§ **GOAL OF THE EXERCISE**
Skip the pictures and repeat each line of the data exactly.

»»

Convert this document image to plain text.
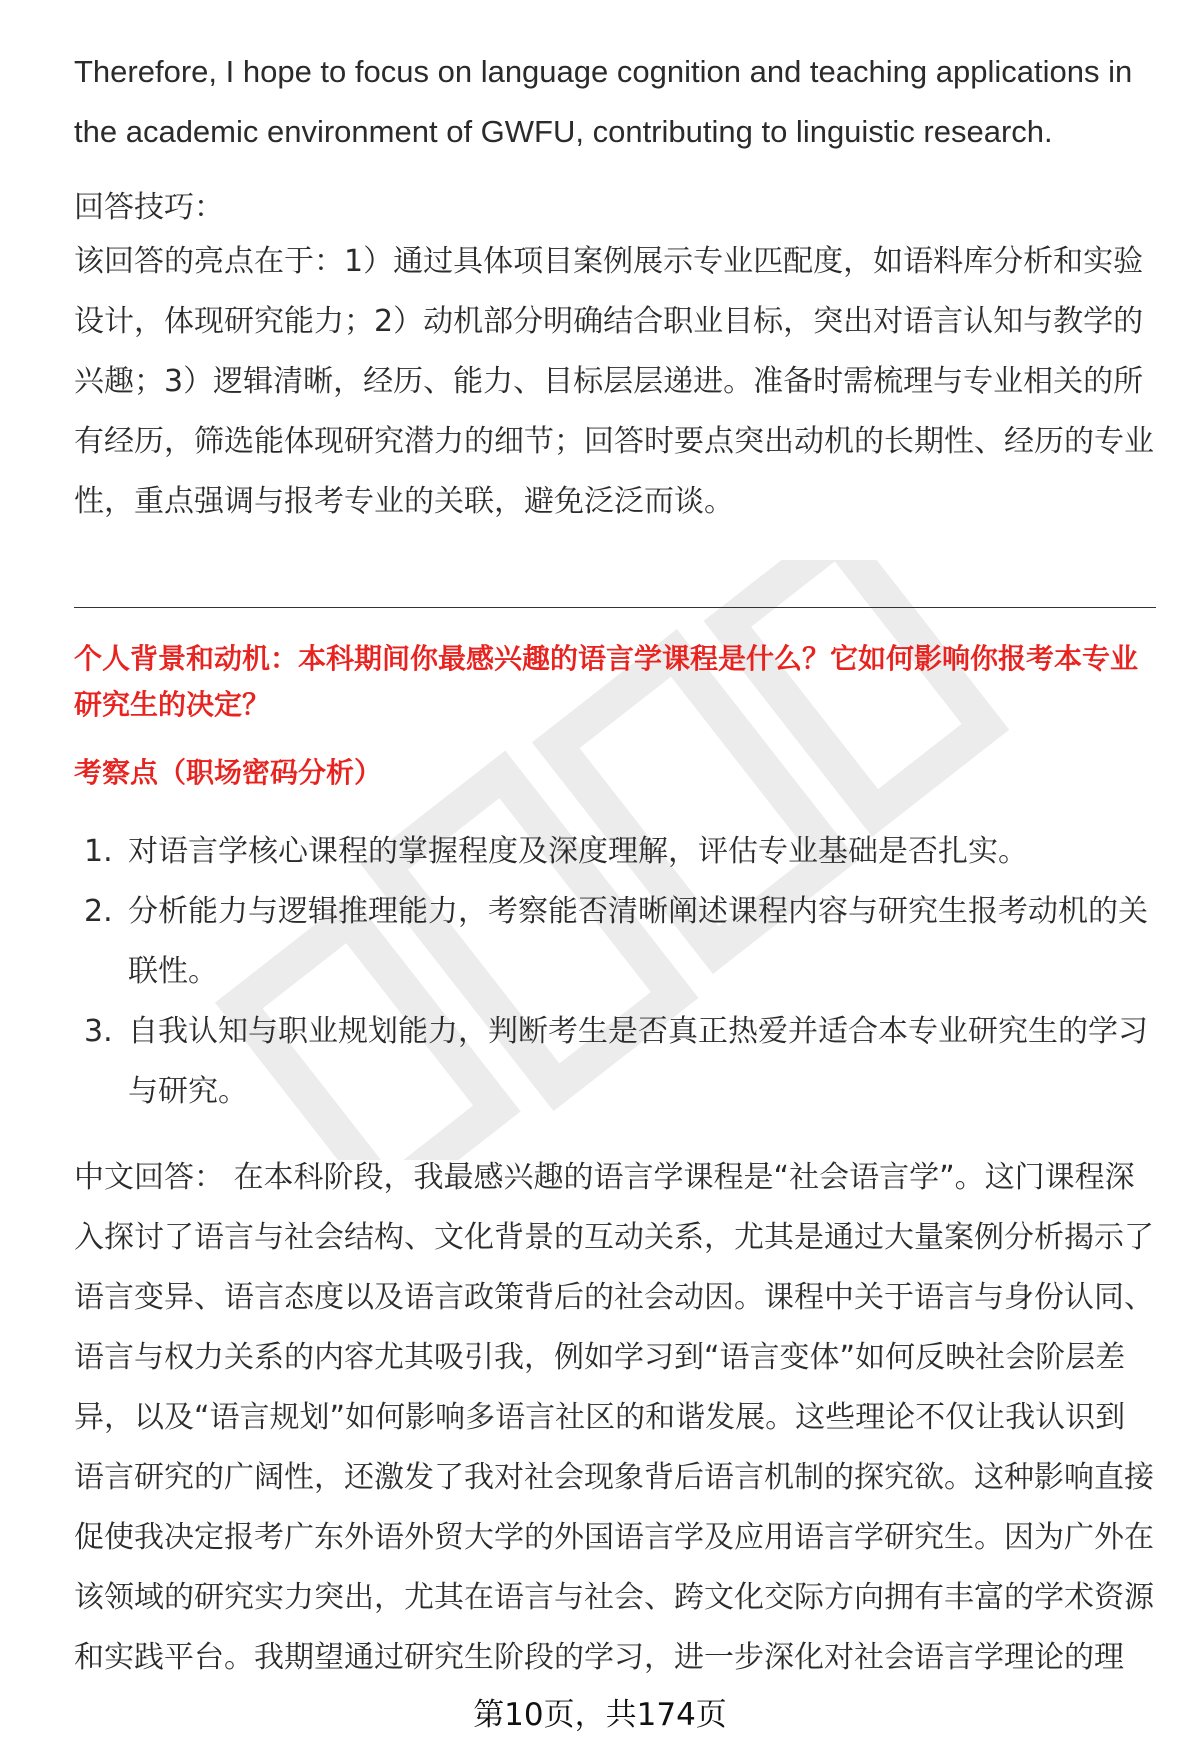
Therefore, I hope to focus on language cognition and teaching applications in the academic environment of GWFU, contributing to linguistic research.

回答技巧：

该回答的亮点在于：1）通过具体项目案例展示专业匹配度，如语料库分析和实验设计，体现研究能力；2）动机部分明确结合职业目标，突出对语言认知与教学的兴趣；3）逻辑清晰，经历、能力、目标层层递进。准备时需梳理与专业相关的所有经历，筛选能体现研究潜力的细节；回答时要点突出动机的长期性、经历的专业性，重点强调与报考专业的关联，避免泛泛而谈。

个人背景和动机：本科期间你最感兴趣的语言学课程是什么？它如何影响你报考本专业研究生的决定？

考察点（职场密码分析）

1. 对语言学核心课程的掌握程度及深度理解，评估专业基础是否扎实。
2. 分析能力与逻辑推理能力，考察能否清晰阐述课程内容与研究生报考动机的关联性。
3. 自我认知与职业规划能力，判断考生是否真正热爱并适合本专业研究生的学习与研究。

中文回答： 在本科阶段，我最感兴趣的语言学课程是“社会语言学”。这门课程深入探讨了语言与社会结构、文化背景的互动关系，尤其是通过大量案例分析揭示了语言变异、语言态度以及语言政策背后的社会动因。课程中关于语言与身份认同、语言与权力关系的内容尤其吸引我，例如学习到“语言变体”如何反映社会阶层差异，以及“语言规划”如何影响多语言社区的和谐发展。这些理论不仅让我认识到语言研究的广阔性，还激发了我对社会现象背后语言机制的探究欲。这种影响直接促使我决定报考广东外语外贸大学的外国语言学及应用语言学研究生。因为广外在该领域的研究实力突出，尤其在语言与社会、跨文化交际方向拥有丰富的学术资源和实践平台。我期望通过研究生阶段的学习，进一步深化对社会语言学理论的理

第10页，共174页
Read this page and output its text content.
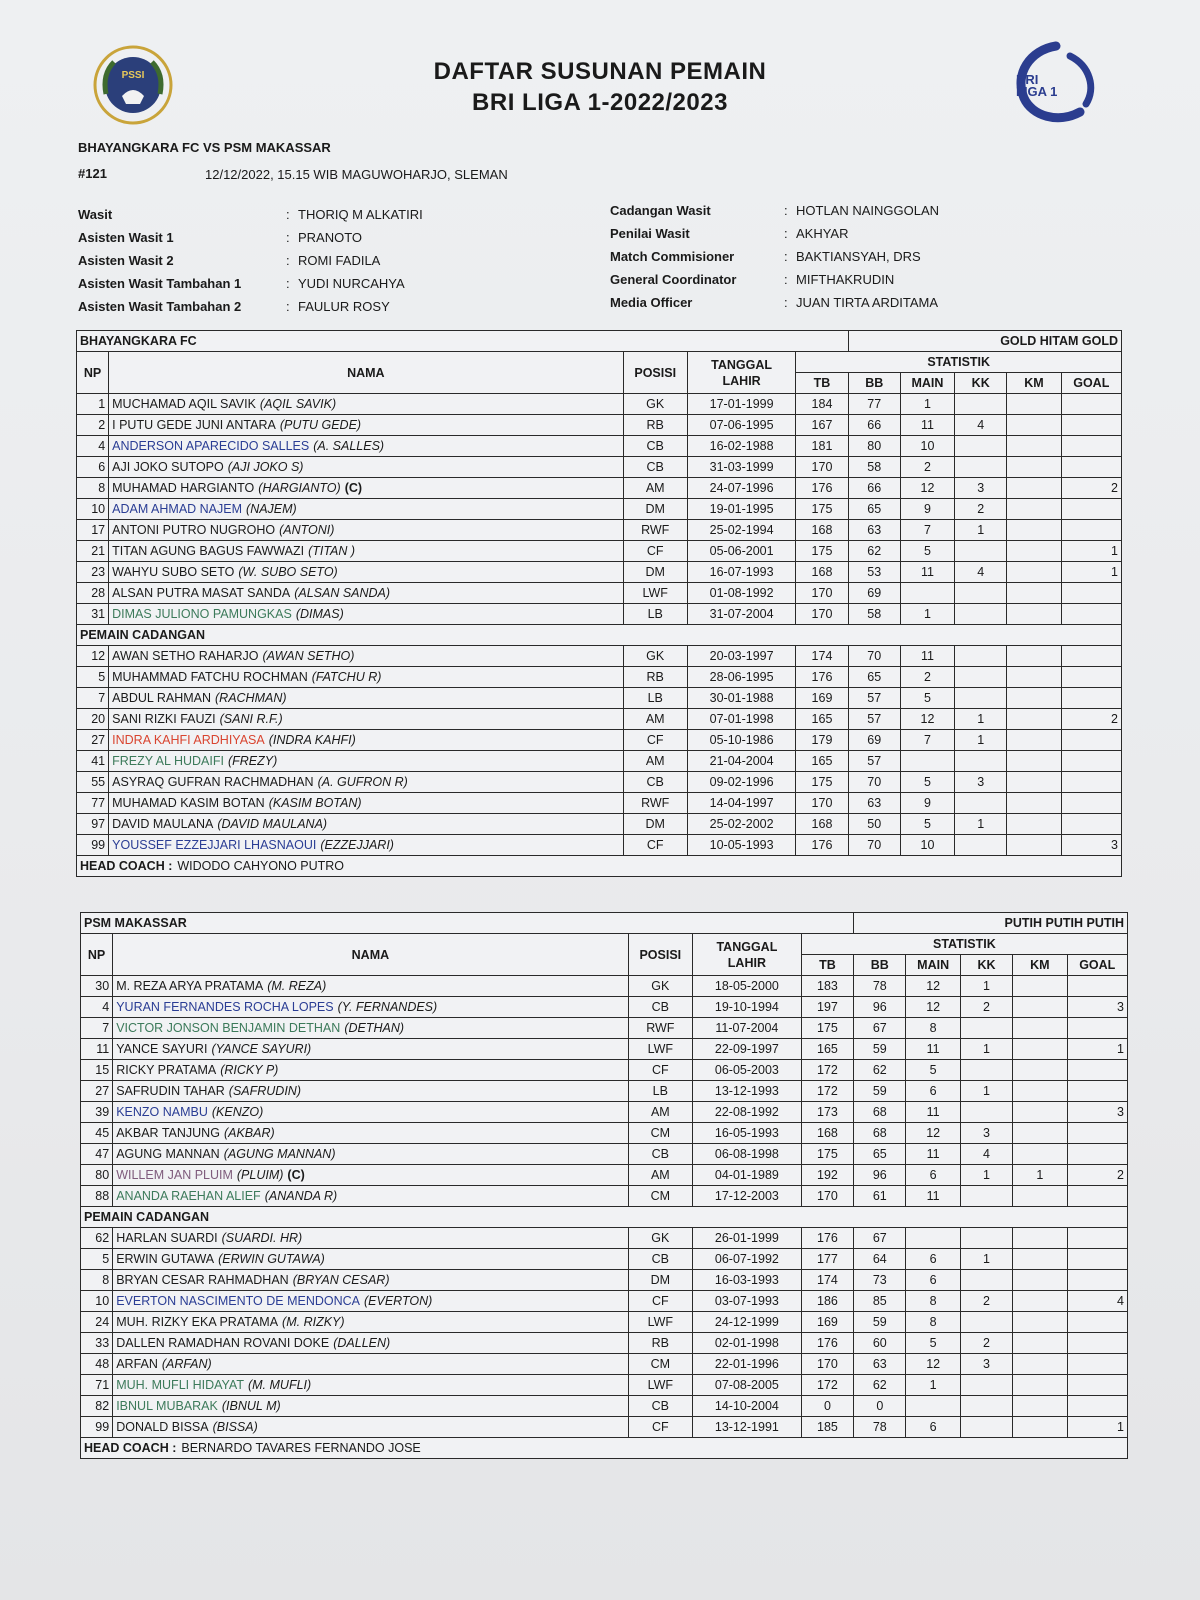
PSSI	DAFTAR SUSUNAN PEMAIN
BRI LIGA 1-2022/2023
BRI
LIGA 1
BHAYANGKARA FC VS PSM MAKASSAR
#121	12/12/2022, 15.15 WIB MAGUWOHARJO, SLEMAN
Wasit	: THORIQ M ALKATIRI
Asisten Wasit 1	: PRANOTO
Asisten Wasit 2	: ROMI FADILA
Asisten Wasit Tambahan 1	: YUDI NURCAHYA
Asisten Wasit Tambahan 2	: FAULUR ROSY
Cadangan Wasit	: HOTLAN NAINGGOLAN
Penilai Wasit	: AKHYAR
Match Commisioner	: BAKTIANSYAH, DRS
General Coordinator	: MIFTHAKRUDIN
Media Officer	: JUAN TIRTA ARDITAMA
BHAYANGKARA FC					GOLD HITAM GOLD				
NP	NAMA	POSISI	TANGGAL LAHIR	STATISTIK					
				TB	BB	MAIN	KK	KM	GOAL
1	MUCHAMAD AQIL SAVIK (AQIL SAVIK)	GK	17-01-1999	184	77	1			
2	I PUTU GEDE JUNI ANTARA (PUTU GEDE)	RB	07-06-1995	167	66	11	4		
4	ANDERSON APARECIDO SALLES (A. SALLES)	CB	16-02-1988	181	80	10			
6	AJI JOKO SUTOPO (AJI JOKO S)	CB	31-03-1999	170	58	2			
8	MUHAMAD HARGIANTO (HARGIANTO) (C)	AM	24-07-1996	176	66	12	3		2
10	ADAM AHMAD NAJEM (NAJEM)	DM	19-01-1995	175	65	9	2		
17	ANTONI PUTRO NUGROHO (ANTONI)	RWF	25-02-1994	168	63	7	1		
21	TITAN AGUNG BAGUS FAWWAZI (TITAN )	CF	05-06-2001	175	62	5			1
23	WAHYU SUBO SETO (W. SUBO SETO)	DM	16-07-1993	168	53	11	4		1
28	ALSAN PUTRA MASAT SANDA (ALSAN SANDA)	LWF	01-08-1992	170	69				
31	DIMAS JULIONO PAMUNGKAS (DIMAS)	LB	31-07-2004	170	58	1			
PEMAIN CADANGAN									
12	AWAN SETHO RAHARJO (AWAN SETHO)	GK	20-03-1997	174	70	11			
5	MUHAMMAD FATCHU ROCHMAN (FATCHU R)	RB	28-06-1995	176	65	2			
7	ABDUL RAHMAN (RACHMAN)	LB	30-01-1988	169	57	5			
20	SANI RIZKI FAUZI (SANI R.F.)	AM	07-01-1998	165	57	12	1		2
27	INDRA KAHFI ARDHIYASA (INDRA KAHFI)	CF	05-10-1986	179	69	7	1		
41	FREZY AL HUDAIFI (FREZY)	AM	21-04-2004	165	57				
55	ASYRAQ GUFRAN RACHMADHAN (A. GUFRON R)	CB	09-02-1996	175	70	5	3		
77	MUHAMAD KASIM BOTAN (KASIM BOTAN)	RWF	14-04-1997	170	63	9			
97	DAVID MAULANA (DAVID MAULANA)	DM	25-02-2002	168	50	5	1		
99	YOUSSEF EZZEJJARI LHASNAOUI (EZZEJJARI)	CF	10-05-1993	176	70	10			3
HEAD COACH : WIDODO CAHYONO PUTRO									
PSM MAKASSAR					PUTIH PUTIH PUTIH				
NP	NAMA	POSISI	TANGGAL LAHIR	STATISTIK					
				TB	BB	MAIN	KK	KM	GOAL
30	M. REZA ARYA PRATAMA (M. REZA)	GK	18-05-2000	183	78	12	1		
4	YURAN FERNANDES ROCHA LOPES (Y. FERNANDES)	CB	19-10-1994	197	96	12	2		3
7	VICTOR JONSON BENJAMIN DETHAN (DETHAN)	RWF	11-07-2004	175	67	8			
11	YANCE SAYURI (YANCE SAYURI)	LWF	22-09-1997	165	59	11	1		1
15	RICKY PRATAMA (RICKY P)	CF	06-05-2003	172	62	5			
27	SAFRUDIN TAHAR (SAFRUDIN)	LB	13-12-1993	172	59	6	1		
39	KENZO NAMBU (KENZO)	AM	22-08-1992	173	68	11			3
45	AKBAR TANJUNG (AKBAR)	CM	16-05-1993	168	68	12	3		
47	AGUNG MANNAN (AGUNG MANNAN)	CB	06-08-1998	175	65	11	4		
80	WILLEM JAN PLUIM (PLUIM) (C)	AM	04-01-1989	192	96	6	1	1	2
88	ANANDA RAEHAN ALIEF (ANANDA R)	CM	17-12-2003	170	61	11			
PEMAIN CADANGAN									
62	HARLAN SUARDI (SUARDI. HR)	GK	26-01-1999	176	67				
5	ERWIN GUTAWA (ERWIN GUTAWA)	CB	06-07-1992	177	64	6	1		
8	BRYAN CESAR RAHMADHAN (BRYAN CESAR)	DM	16-03-1993	174	73	6			
10	EVERTON NASCIMENTO DE MENDONCA (EVERTON)	CF	03-07-1993	186	85	8	2		4
24	MUH. RIZKY EKA PRATAMA (M. RIZKY)	LWF	24-12-1999	169	59	8			
33	DALLEN RAMADHAN ROVANI DOKE (DALLEN)	RB	02-01-1998	176	60	5	2		
48	ARFAN (ARFAN)	CM	22-01-1996	170	63	12	3		
71	MUH. MUFLI HIDAYAT (M. MUFLI)	LWF	07-08-2005	172	62	1			
82	IBNUL MUBARAK (IBNUL M)	CB	14-10-2004	0	0				
99	DONALD BISSA (BISSA)	CF	13-12-1991	185	78	6			1
HEAD COACH : BERNARDO TAVARES FERNANDO JOSE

««

§ **TASK RESPONSE**
Convert this document image to plain text.
Therefore, I hope to focus on language cognition and teaching applications in the academic environment of GWFU, contributing to linguistic research.

回答技巧：

该回答的亮点在于：1）通过具体项目案例展示专业匹配度，如语料库分析和实验设计，体现研究能力；2）动机部分明确结合职业目标，突出对语言认知与教学的兴趣；3）逻辑清晰，经历、能力、目标层层递进。准备时需梳理与专业相关的所有经历，筛选能体现研究潜力的细节；回答时要点突出动机的长期性、经历的专业性，重点强调与报考专业的关联，避免泛泛而谈。

个人背景和动机：本科期间你最感兴趣的语言学课程是什么？它如何影响你报考本专业研究生的决定？

考察点（职场密码分析）

1. 对语言学核心课程的掌握程度及深度理解，评估专业基础是否扎实。
2. 分析能力与逻辑推理能力，考察能否清晰阐述课程内容与研究生报考动机的关联性。
3. 自我认知与职业规划能力，判断考生是否真正热爱并适合本专业研究生的学习与研究。

中文回答： 在本科阶段，我最感兴趣的语言学课程是“社会语言学”。这门课程深入探讨了语言与社会结构、文化背景的互动关系，尤其是通过大量案例分析揭示了语言变异、语言态度以及语言政策背后的社会动因。课程中关于语言与身份认同、语言与权力关系的内容尤其吸引我，例如学习到“语言变体”如何反映社会阶层差异，以及“语言规划”如何影响多语言社区的和谐发展。这些理论不仅让我认识到语言研究的广阔性，还激发了我对社会现象背后语言机制的探究欲。这种影响直接促使我决定报考广东外语外贸大学的外国语言学及应用语言学研究生。因为广外在该领域的研究实力突出，尤其在语言与社会、跨文化交际方向拥有丰富的学术资源和实践平台。我期望通过研究生阶段的学习，进一步深化对社会语言学理论的理

第10页，共174页
Read this page and output its text content.
PSSI	DAFTAR SUSUNAN PEMAIN
BRI LIGA 1-2022/2023
BRI
LIGA 1
BHAYANGKARA FC VS PSM MAKASSAR
#121	12/12/2022, 15.15 WIB MAGUWOHARJO, SLEMAN
Wasit	: THORIQ M ALKATIRI
Asisten Wasit 1	: PRANOTO
Asisten Wasit 2	: ROMI FADILA
Asisten Wasit Tambahan 1	: YUDI NURCAHYA
Asisten Wasit Tambahan 2	: FAULUR ROSY
Cadangan Wasit	: HOTLAN NAINGGOLAN
Penilai Wasit	: AKHYAR
Match Commisioner	: BAKTIANSYAH, DRS
General Coordinator	: MIFTHAKRUDIN
Media Officer	: JUAN TIRTA ARDITAMA
BHAYANGKARA FC					GOLD HITAM GOLD				
NP	NAMA	POSISI	TANGGAL LAHIR	STATISTIK					
				TB	BB	MAIN	KK	KM	GOAL
1	MUCHAMAD AQIL SAVIK (AQIL SAVIK)	GK	17-01-1999	184	77	1			
2	I PUTU GEDE JUNI ANTARA (PUTU GEDE)	RB	07-06-1995	167	66	11	4		
4	ANDERSON APARECIDO SALLES (A. SALLES)	CB	16-02-1988	181	80	10			
6	AJI JOKO SUTOPO (AJI JOKO S)	CB	31-03-1999	170	58	2			
8	MUHAMAD HARGIANTO (HARGIANTO) (C)	AM	24-07-1996	176	66	12	3		2
10	ADAM AHMAD NAJEM (NAJEM)	DM	19-01-1995	175	65	9	2		
17	ANTONI PUTRO NUGROHO (ANTONI)	RWF	25-02-1994	168	63	7	1		
21	TITAN AGUNG BAGUS FAWWAZI (TITAN )	CF	05-06-2001	175	62	5			1
23	WAHYU SUBO SETO (W. SUBO SETO)	DM	16-07-1993	168	53	11	4		1
28	ALSAN PUTRA MASAT SANDA (ALSAN SANDA)	LWF	01-08-1992	170	69				
31	DIMAS JULIONO PAMUNGKAS (DIMAS)	LB	31-07-2004	170	58	1			
PEMAIN CADANGAN									
12	AWAN SETHO RAHARJO (AWAN SETHO)	GK	20-03-1997	174	70	11			
5	MUHAMMAD FATCHU ROCHMAN (FATCHU R)	RB	28-06-1995	176	65	2			
7	ABDUL RAHMAN (RACHMAN)	LB	30-01-1988	169	57	5			
20	SANI RIZKI FAUZI (SANI R.F.)	AM	07-01-1998	165	57	12	1		2
27	INDRA KAHFI ARDHIYASA (INDRA KAHFI)	CF	05-10-1986	179	69	7	1		
41	FREZY AL HUDAIFI (FREZY)	AM	21-04-2004	165	57				
55	ASYRAQ GUFRAN RACHMADHAN (A. GUFRON R)	CB	09-02-1996	175	70	5	3		
77	MUHAMAD KASIM BOTAN (KASIM BOTAN)	RWF	14-04-1997	170	63	9			
97	DAVID MAULANA (DAVID MAULANA)	DM	25-02-2002	168	50	5	1		
99	YOUSSEF EZZEJJARI LHASNAOUI (EZZEJJARI)	CF	10-05-1993	176	70	10			3
HEAD COACH : WIDODO CAHYONO PUTRO									
PSM MAKASSAR					PUTIH PUTIH PUTIH				
NP	NAMA	POSISI	TANGGAL LAHIR	STATISTIK					
				TB	BB	MAIN	KK	KM	GOAL
30	M. REZA ARYA PRATAMA (M. REZA)	GK	18-05-2000	183	78	12	1		
4	YURAN FERNANDES ROCHA LOPES (Y. FERNANDES)	CB	19-10-1994	197	96	12	2		3
7	VICTOR JONSON BENJAMIN DETHAN (DETHAN)	RWF	11-07-2004	175	67	8			
11	YANCE SAYURI (YANCE SAYURI)	LWF	22-09-1997	165	59	11	1		1
15	RICKY PRATAMA (RICKY P)	CF	06-05-2003	172	62	5			
27	SAFRUDIN TAHAR (SAFRUDIN)	LB	13-12-1993	172	59	6	1		
39	KENZO NAMBU (KENZO)	AM	22-08-1992	173	68	11			3
45	AKBAR TANJUNG (AKBAR)	CM	16-05-1993	168	68	12	3		
47	AGUNG MANNAN (AGUNG MANNAN)	CB	06-08-1998	175	65	11	4		
80	WILLEM JAN PLUIM (PLUIM) (C)	AM	04-01-1989	192	96	6	1	1	2
88	ANANDA RAEHAN ALIEF (ANANDA R)	CM	17-12-2003	170	61	11			
PEMAIN CADANGAN									
62	HARLAN SUARDI (SUARDI. HR)	GK	26-01-1999	176	67				
5	ERWIN GUTAWA (ERWIN GUTAWA)	CB	06-07-1992	177	64	6	1		
8	BRYAN CESAR RAHMADHAN (BRYAN CESAR)	DM	16-03-1993	174	73	6			
10	EVERTON NASCIMENTO DE MENDONCA (EVERTON)	CF	03-07-1993	186	85	8	2		4
24	MUH. RIZKY EKA PRATAMA (M. RIZKY)	LWF	24-12-1999	169	59	8			
33	DALLEN RAMADHAN ROVANI DOKE (DALLEN)	RB	02-01-1998	176	60	5	2		
48	ARFAN (ARFAN)	CM	22-01-1996	170	63	12	3		
71	MUH. MUFLI HIDAYAT (M. MUFLI)	LWF	07-08-2005	172	62	1			
82	IBNUL MUBARAK (IBNUL M)	CB	14-10-2004	0	0				
99	DONALD BISSA (BISSA)	CF	13-12-1991	185	78	6			1
HEAD COACH : BERNARDO TAVARES FERNANDO JOSE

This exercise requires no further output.